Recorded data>
** begin **

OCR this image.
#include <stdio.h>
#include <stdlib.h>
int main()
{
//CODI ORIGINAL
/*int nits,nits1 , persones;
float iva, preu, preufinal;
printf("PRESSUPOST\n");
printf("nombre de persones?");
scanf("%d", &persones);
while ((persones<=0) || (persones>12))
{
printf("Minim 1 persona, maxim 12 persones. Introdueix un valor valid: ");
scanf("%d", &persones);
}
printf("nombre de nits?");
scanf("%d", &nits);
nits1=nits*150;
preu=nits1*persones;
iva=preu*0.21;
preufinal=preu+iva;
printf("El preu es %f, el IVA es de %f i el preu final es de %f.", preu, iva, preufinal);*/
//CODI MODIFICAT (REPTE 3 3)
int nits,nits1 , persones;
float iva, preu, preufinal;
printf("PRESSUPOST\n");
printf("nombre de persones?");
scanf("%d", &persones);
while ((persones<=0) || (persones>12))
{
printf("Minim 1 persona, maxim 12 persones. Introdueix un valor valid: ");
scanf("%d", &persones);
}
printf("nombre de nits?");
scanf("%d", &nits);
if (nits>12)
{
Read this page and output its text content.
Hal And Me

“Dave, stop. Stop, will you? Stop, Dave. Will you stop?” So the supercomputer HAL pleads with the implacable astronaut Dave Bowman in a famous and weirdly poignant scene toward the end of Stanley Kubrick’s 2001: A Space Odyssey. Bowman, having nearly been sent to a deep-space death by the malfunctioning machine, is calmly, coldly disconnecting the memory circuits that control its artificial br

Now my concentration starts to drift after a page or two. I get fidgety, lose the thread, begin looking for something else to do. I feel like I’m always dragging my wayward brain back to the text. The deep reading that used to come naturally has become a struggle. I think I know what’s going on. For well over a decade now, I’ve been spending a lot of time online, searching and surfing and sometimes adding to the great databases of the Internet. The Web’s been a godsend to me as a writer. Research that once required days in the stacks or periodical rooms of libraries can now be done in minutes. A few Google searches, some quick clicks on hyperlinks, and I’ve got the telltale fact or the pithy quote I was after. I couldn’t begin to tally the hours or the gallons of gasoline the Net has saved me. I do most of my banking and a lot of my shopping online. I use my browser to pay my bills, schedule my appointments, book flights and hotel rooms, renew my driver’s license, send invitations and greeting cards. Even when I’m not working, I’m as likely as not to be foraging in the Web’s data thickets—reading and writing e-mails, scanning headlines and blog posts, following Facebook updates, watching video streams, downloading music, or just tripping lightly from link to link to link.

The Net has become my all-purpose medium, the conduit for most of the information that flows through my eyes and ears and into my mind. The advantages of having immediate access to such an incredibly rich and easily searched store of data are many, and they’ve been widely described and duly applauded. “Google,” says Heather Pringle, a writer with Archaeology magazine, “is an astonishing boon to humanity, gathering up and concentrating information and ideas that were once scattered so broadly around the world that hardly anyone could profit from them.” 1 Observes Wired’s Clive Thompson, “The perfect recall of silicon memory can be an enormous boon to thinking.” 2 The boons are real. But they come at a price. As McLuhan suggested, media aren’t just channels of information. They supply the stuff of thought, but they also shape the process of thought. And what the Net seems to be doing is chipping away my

** end **

Goal>
Of the lines in the records, determine how many contain the word "CODI", and report that number alone.

Solution for this task>
2